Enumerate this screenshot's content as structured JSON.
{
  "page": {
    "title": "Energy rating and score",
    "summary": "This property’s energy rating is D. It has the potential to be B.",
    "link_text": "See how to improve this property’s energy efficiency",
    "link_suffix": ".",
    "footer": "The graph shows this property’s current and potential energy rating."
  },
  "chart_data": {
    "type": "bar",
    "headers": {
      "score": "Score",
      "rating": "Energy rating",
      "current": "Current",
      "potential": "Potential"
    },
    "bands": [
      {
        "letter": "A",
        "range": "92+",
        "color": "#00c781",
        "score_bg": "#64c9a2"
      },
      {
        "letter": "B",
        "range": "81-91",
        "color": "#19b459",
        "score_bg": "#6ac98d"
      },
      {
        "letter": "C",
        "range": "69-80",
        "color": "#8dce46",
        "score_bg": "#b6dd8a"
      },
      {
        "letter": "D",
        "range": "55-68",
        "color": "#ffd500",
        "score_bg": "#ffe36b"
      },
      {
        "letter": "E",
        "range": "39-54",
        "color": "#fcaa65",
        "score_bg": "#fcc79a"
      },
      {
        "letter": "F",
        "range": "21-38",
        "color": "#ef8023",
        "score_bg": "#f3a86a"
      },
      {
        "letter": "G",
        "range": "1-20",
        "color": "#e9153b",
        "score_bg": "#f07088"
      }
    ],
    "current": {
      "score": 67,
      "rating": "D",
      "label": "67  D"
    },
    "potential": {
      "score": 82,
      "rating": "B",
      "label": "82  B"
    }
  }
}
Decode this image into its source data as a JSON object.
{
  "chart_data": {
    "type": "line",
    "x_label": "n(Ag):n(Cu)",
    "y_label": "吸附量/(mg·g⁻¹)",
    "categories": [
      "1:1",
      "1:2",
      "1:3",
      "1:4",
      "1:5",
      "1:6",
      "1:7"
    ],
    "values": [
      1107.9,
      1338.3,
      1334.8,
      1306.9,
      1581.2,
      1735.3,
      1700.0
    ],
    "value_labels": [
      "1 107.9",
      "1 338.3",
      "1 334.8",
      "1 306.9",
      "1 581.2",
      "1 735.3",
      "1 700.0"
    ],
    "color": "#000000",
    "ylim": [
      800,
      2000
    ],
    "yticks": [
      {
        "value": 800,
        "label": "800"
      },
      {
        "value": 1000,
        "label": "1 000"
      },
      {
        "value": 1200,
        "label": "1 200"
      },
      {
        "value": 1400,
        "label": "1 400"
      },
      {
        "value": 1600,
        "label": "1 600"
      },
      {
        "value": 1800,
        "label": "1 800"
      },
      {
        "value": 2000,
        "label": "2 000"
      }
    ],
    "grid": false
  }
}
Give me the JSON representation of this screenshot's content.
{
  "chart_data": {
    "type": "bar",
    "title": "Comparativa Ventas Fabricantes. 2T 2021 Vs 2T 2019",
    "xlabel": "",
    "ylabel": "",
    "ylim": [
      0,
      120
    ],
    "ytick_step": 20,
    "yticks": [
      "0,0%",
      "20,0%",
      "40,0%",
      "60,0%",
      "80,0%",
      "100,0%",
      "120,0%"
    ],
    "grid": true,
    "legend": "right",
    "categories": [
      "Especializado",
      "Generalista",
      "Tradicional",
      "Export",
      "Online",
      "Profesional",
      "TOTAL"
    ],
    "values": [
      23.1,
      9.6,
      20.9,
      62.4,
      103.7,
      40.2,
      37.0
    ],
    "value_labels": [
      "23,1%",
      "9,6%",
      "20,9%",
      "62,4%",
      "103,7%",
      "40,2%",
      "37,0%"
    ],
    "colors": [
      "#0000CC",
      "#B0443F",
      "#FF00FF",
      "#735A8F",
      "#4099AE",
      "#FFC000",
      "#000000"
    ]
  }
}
----
WRITTEN EXERCISE: Each line of the listing above should be output exactly.

FINAL ANSWER:
Enumerate this screenshot's content as structured JSON.
{
  "page": {
    "title": "Energy rating and score",
    "summary": "This property’s energy rating is D. It has the potential to be B.",
    "link_text": "See how to improve this property’s energy efficiency",
    "link_suffix": ".",
    "footer": "The graph shows this property’s current and potential energy rating."
  },
  "chart_data": {
    "type": "bar",
    "headers": {
      "score": "Score",
      "rating": "Energy rating",
      "current": "Current",
      "potential": "Potential"
    },
    "bands": [
      {
        "letter": "A",
        "range": "92+",
        "color": "#00c781",
        "score_bg": "#64c9a2"
      },
      {
        "letter": "B",
        "range": "81-91",
        "color": "#19b459",
        "score_bg": "#6ac98d"
      },
      {
        "letter": "C",
        "range": "69-80",
        "color": "#8dce46",
        "score_bg": "#b6dd8a"
      },
      {
        "letter": "D",
        "range": "55-68",
        "color": "#ffd500",
        "score_bg": "#ffe36b"
      },
      {
        "letter": "E",
        "range": "39-54",
        "color": "#fcaa65",
        "score_bg": "#fcc79a"
      },
      {
        "letter": "F",
        "range": "21-38",
        "color": "#ef8023",
        "score_bg": "#f3a86a"
      },
      {
        "letter": "G",
        "range": "1-20",
        "color": "#e9153b",
        "score_bg": "#f07088"
      }
    ],
    "current": {
      "score": 67,
      "rating": "D",
      "label": "67  D"
    },
    "potential": {
      "score": 82,
      "rating": "B",
      "label": "82  B"
    }
  }
}
Decode this image into its source data as a JSON object.
{
  "chart_data": {
    "type": "line",
    "x_label": "n(Ag):n(Cu)",
    "y_label": "吸附量/(mg·g⁻¹)",
    "categories": [
      "1:1",
      "1:2",
      "1:3",
      "1:4",
      "1:5",
      "1:6",
      "1:7"
    ],
    "values": [
      1107.9,
      1338.3,
      1334.8,
      1306.9,
      1581.2,
      1735.3,
      1700.0
    ],
    "value_labels": [
      "1 107.9",
      "1 338.3",
      "1 334.8",
      "1 306.9",
      "1 581.2",
      "1 735.3",
      "1 700.0"
    ],
    "color": "#000000",
    "ylim": [
      800,
      2000
    ],
    "yticks": [
      {
        "value": 800,
        "label": "800"
      },
      {
        "value": 1000,
        "label": "1 000"
      },
      {
        "value": 1200,
        "label": "1 200"
      },
      {
        "value": 1400,
        "label": "1 400"
      },
      {
        "value": 1600,
        "label": "1 600"
      },
      {
        "value": 1800,
        "label": "1 800"
      },
      {
        "value": 2000,
        "label": "2 000"
      }
    ],
    "grid": false
  }
}
Give me the JSON representation of this screenshot's content.
{
  "chart_data": {
    "type": "bar",
    "title": "Comparativa Ventas Fabricantes. 2T 2021 Vs 2T 2019",
    "xlabel": "",
    "ylabel": "",
    "ylim": [
      0,
      120
    ],
    "ytick_step": 20,
    "yticks": [
      "0,0%",
      "20,0%",
      "40,0%",
      "60,0%",
      "80,0%",
      "100,0%",
      "120,0%"
    ],
    "grid": true,
    "legend": "right",
    "categories": [
      "Especializado",
      "Generalista",
      "Tradicional",
      "Export",
      "Online",
      "Profesional",
      "TOTAL"
    ],
    "values": [
      23.1,
      9.6,
      20.9,
      62.4,
      103.7,
      40.2,
      37.0
    ],
    "value_labels": [
      "23,1%",
      "9,6%",
      "20,9%",
      "62,4%",
      "103,7%",
      "40,2%",
      "37,0%"
    ],
    "colors": [
      "#0000CC",
      "#B0443F",
      "#FF00FF",
      "#735A8F",
      "#4099AE",
      "#FFC000",
      "#000000"
    ]
  }
}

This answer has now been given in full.